- [WHAT TO WORK ON]: Your task is to give the data again, exactly, with every line intact.

- [DATA ROWS]:
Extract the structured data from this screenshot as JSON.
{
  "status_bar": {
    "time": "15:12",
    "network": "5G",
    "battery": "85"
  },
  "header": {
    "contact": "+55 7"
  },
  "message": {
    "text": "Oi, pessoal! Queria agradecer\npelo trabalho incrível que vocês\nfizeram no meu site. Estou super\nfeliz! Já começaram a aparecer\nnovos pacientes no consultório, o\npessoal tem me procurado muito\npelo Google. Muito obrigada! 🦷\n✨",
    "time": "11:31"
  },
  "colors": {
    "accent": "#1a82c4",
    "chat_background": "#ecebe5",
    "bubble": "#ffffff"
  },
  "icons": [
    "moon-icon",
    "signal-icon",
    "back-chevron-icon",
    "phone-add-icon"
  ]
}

- [EXPECTED OUTPUT]:
Extract the structured data from this screenshot as JSON.
{
  "status_bar": {
    "time": "15:12",
    "network": "5G",
    "battery": "85"
  },
  "header": {
    "contact": "+55 7"
  },
  "message": {
    "text": "Oi, pessoal! Queria agradecer\npelo trabalho incrível que vocês\nfizeram no meu site. Estou super\nfeliz! Já começaram a aparecer\nnovos pacientes no consultório, o\npessoal tem me procurado muito\npelo Google. Muito obrigada! 🦷\n✨",
    "time": "11:31"
  },
  "colors": {
    "accent": "#1a82c4",
    "chat_background": "#ecebe5",
    "bubble": "#ffffff"
  },
  "icons": [
    "moon-icon",
    "signal-icon",
    "back-chevron-icon",
    "phone-add-icon"
  ]
}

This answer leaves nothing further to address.